Written task:
Go through the records below line by line, counting those that contain the word "timestamp"; answer with the count only.

· · · ·

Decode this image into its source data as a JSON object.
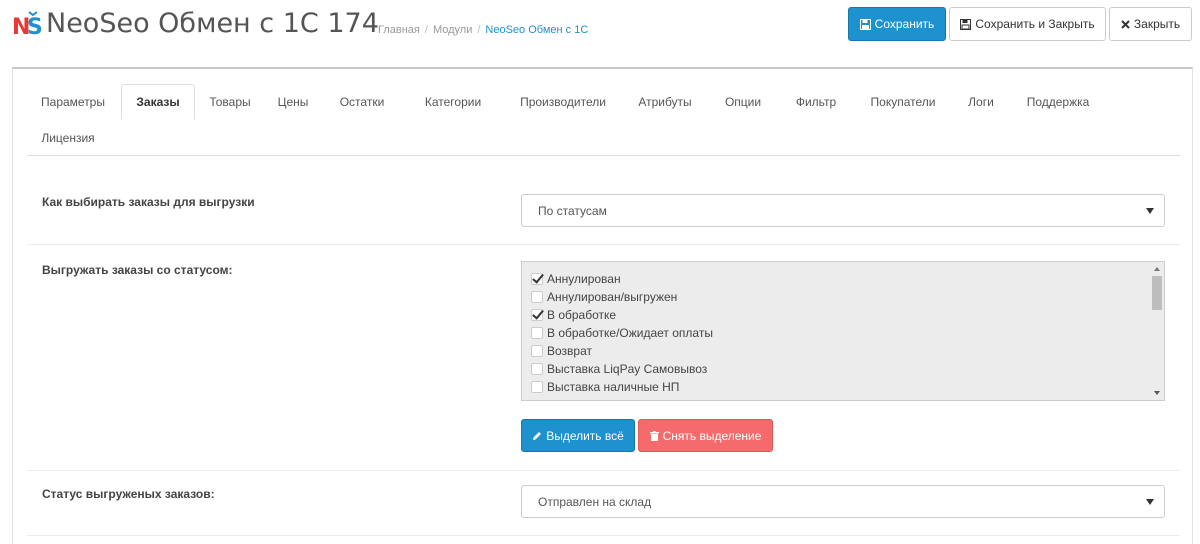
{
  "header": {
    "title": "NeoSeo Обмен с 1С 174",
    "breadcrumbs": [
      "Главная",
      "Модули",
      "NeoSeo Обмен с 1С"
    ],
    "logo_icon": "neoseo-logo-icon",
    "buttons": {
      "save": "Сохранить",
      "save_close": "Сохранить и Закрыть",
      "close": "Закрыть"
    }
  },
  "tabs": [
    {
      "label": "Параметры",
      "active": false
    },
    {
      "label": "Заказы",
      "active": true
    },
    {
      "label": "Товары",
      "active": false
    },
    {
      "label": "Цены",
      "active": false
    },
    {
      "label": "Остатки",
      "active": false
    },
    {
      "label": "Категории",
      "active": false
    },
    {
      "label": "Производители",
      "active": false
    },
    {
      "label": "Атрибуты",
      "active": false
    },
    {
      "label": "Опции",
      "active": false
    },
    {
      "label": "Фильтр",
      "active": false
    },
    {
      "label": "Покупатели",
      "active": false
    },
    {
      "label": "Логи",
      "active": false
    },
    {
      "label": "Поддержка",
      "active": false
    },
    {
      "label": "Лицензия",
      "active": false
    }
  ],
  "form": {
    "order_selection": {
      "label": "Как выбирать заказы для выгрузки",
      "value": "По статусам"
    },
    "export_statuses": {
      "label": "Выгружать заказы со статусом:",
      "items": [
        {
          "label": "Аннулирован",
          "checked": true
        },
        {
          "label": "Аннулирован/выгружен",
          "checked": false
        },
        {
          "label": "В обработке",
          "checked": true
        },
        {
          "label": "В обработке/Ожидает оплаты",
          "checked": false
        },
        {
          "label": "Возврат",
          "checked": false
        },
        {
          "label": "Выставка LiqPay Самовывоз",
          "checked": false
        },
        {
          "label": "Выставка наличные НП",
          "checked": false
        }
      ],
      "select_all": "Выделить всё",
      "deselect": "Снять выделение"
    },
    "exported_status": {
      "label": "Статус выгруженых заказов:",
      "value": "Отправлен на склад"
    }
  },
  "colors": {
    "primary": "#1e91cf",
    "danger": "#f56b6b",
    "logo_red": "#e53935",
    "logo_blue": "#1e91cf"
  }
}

· · · ·

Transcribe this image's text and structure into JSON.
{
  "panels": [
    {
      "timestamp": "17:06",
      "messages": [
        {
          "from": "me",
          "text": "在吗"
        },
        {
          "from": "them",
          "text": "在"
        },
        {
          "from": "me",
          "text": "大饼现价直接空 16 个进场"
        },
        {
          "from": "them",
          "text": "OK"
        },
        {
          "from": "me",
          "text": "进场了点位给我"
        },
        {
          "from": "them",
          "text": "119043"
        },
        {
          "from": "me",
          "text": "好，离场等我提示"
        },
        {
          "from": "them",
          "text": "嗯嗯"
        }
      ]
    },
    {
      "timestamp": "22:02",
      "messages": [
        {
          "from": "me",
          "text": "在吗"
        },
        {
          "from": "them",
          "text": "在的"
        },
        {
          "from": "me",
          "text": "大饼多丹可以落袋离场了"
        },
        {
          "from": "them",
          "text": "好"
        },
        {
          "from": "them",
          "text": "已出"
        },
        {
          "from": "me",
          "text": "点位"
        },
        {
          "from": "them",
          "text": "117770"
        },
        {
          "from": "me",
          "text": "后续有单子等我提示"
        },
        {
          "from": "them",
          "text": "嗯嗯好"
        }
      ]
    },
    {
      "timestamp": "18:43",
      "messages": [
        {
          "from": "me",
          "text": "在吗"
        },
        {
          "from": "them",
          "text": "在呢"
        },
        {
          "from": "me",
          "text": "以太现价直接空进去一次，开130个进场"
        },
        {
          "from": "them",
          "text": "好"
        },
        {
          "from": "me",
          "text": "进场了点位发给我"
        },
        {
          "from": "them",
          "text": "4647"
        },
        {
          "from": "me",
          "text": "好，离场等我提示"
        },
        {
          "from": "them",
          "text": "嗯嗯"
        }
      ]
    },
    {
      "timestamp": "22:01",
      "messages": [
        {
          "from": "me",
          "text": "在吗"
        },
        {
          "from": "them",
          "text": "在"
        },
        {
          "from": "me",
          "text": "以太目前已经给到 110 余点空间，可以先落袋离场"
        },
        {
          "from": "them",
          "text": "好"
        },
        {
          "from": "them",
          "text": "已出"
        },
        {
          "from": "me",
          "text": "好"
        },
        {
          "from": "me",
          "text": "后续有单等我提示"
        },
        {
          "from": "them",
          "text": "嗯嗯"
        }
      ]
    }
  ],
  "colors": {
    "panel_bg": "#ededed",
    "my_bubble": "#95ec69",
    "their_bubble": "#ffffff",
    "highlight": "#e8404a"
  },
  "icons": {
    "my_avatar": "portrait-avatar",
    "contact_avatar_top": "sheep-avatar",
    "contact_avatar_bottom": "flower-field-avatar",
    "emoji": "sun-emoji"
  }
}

· · · ·

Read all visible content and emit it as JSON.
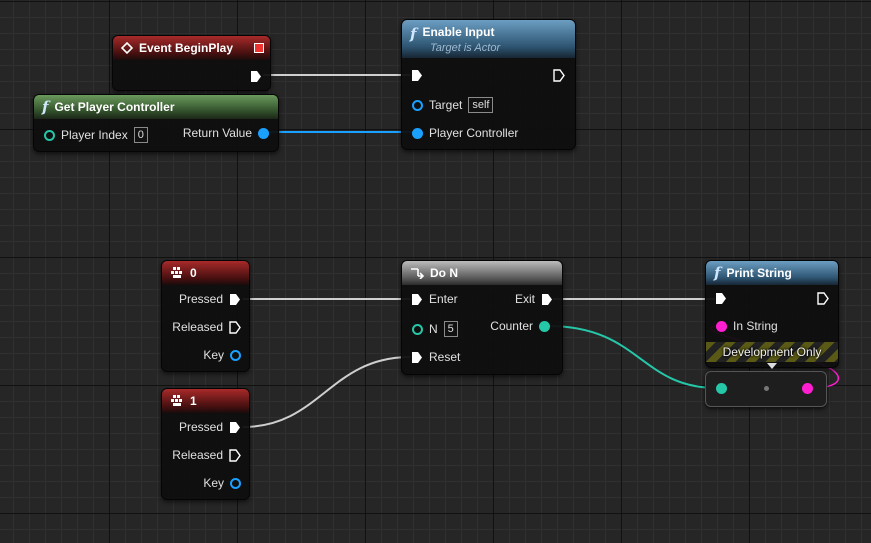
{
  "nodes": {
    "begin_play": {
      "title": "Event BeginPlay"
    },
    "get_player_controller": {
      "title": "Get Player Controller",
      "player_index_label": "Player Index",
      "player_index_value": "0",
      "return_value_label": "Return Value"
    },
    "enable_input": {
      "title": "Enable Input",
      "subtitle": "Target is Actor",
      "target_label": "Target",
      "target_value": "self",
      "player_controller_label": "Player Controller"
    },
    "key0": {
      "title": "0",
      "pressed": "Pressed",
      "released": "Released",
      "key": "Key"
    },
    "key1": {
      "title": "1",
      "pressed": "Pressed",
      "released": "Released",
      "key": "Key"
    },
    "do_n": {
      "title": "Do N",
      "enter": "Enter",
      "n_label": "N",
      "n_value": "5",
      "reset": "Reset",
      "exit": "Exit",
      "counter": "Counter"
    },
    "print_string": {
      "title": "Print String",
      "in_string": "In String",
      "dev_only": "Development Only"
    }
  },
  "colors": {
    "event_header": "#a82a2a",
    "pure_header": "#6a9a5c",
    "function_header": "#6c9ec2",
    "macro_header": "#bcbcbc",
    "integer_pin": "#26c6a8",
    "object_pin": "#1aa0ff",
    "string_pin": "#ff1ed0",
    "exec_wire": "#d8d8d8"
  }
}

· · · ·

Worked answer:
4